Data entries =
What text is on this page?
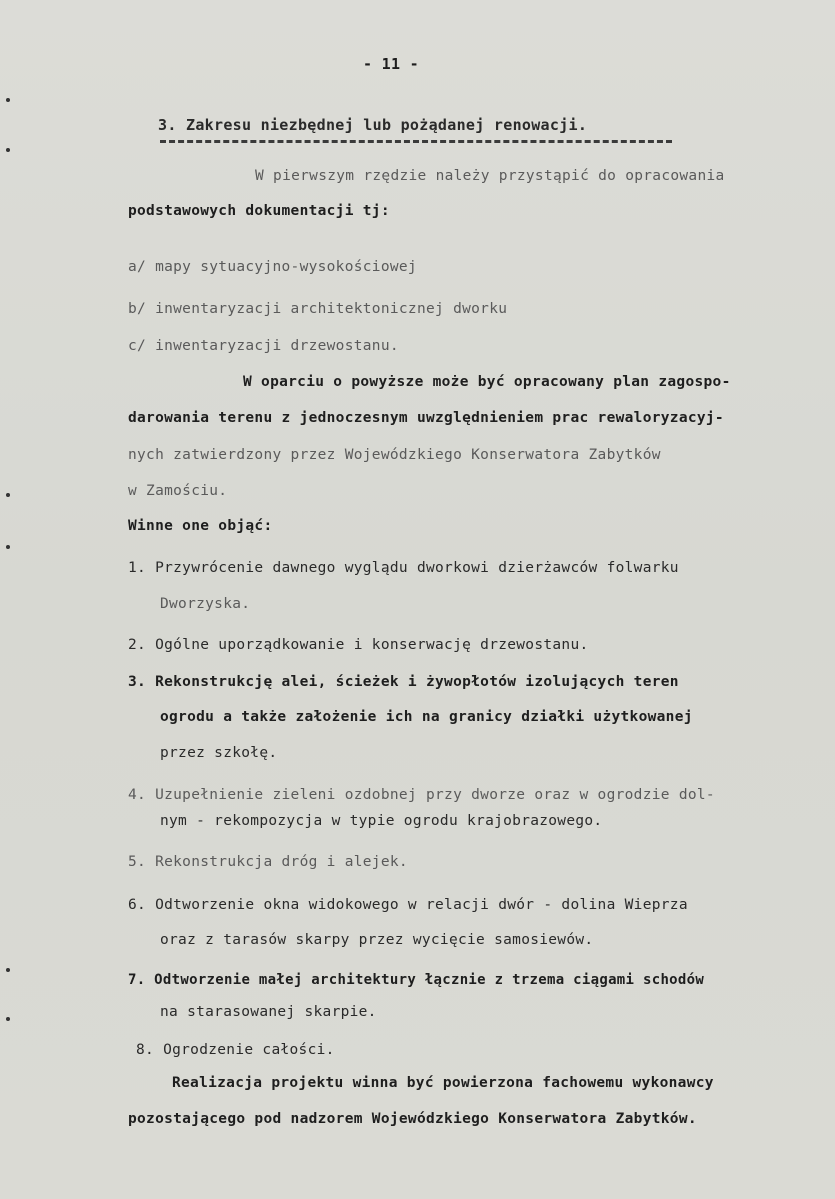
- 11 -
3. Zakresu niezbędnej lub pożądanej renowacji.
W pierwszym rzędzie należy przystąpić do opracowania
podstawowych dokumentacji tj:
a/ mapy sytuacyjno-wysokościowej
b/ inwentaryzacji architektonicznej dworku
c/ inwentaryzacji drzewostanu.
W oparciu o powyższe może być opracowany plan zagospo-
darowania terenu z jednoczesnym uwzględnieniem prac rewaloryzacyj-
nych zatwierdzony przez Wojewódzkiego Konserwatora Zabytków
w Zamościu.
Winne one objąć:
1. Przywrócenie dawnego wyglądu dworkowi dzierżawców folwarku
Dworzyska.
2. Ogólne uporządkowanie i konserwację drzewostanu.
3. Rekonstrukcję alei, ścieżek i żywopłotów izolujących teren
ogrodu a także założenie ich na granicy działki użytkowanej
przez szkołę.
4. Uzupełnienie zieleni ozdobnej przy dworze oraz w ogrodzie dol-
nym - rekompozycja w typie ogrodu krajobrazowego.
5. Rekonstrukcja dróg i alejek.
6. Odtworzenie okna widokowego w relacji dwór - dolina Wieprza
oraz z tarasów skarpy przez wycięcie samosiewów.
7. Odtworzenie małej architektury łącznie z trzema ciągami schodów
na starasowanej skarpie.
8. Ogrodzenie całości.
Realizacja projektu winna być powierzona fachowemu wykonawcy
pozostającego pod nadzorem Wojewódzkiego Konserwatora Zabytków.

WORK TO DO = Give back all entries exactly. No pictures belong in the copy.

EXERCISE SOLUTION =
What text is on this page?
- 11 -
3. Zakresu niezbędnej lub pożądanej renowacji.
W pierwszym rzędzie należy przystąpić do opracowania
podstawowych dokumentacji tj:
a/ mapy sytuacyjno-wysokościowej
b/ inwentaryzacji architektonicznej dworku
c/ inwentaryzacji drzewostanu.
W oparciu o powyższe może być opracowany plan zagospo-
darowania terenu z jednoczesnym uwzględnieniem prac rewaloryzacyj-
nych zatwierdzony przez Wojewódzkiego Konserwatora Zabytków
w Zamościu.
Winne one objąć:
1. Przywrócenie dawnego wyglądu dworkowi dzierżawców folwarku
Dworzyska.
2. Ogólne uporządkowanie i konserwację drzewostanu.
3. Rekonstrukcję alei, ścieżek i żywopłotów izolujących teren
ogrodu a także założenie ich na granicy działki użytkowanej
przez szkołę.
4. Uzupełnienie zieleni ozdobnej przy dworze oraz w ogrodzie dol-
nym - rekompozycja w typie ogrodu krajobrazowego.
5. Rekonstrukcja dróg i alejek.
6. Odtworzenie okna widokowego w relacji dwór - dolina Wieprza
oraz z tarasów skarpy przez wycięcie samosiewów.
7. Odtworzenie małej architektury łącznie z trzema ciągami schodów
na starasowanej skarpie.
8. Ogrodzenie całości.
Realizacja projektu winna być powierzona fachowemu wykonawcy
pozostającego pod nadzorem Wojewódzkiego Konserwatora Zabytków.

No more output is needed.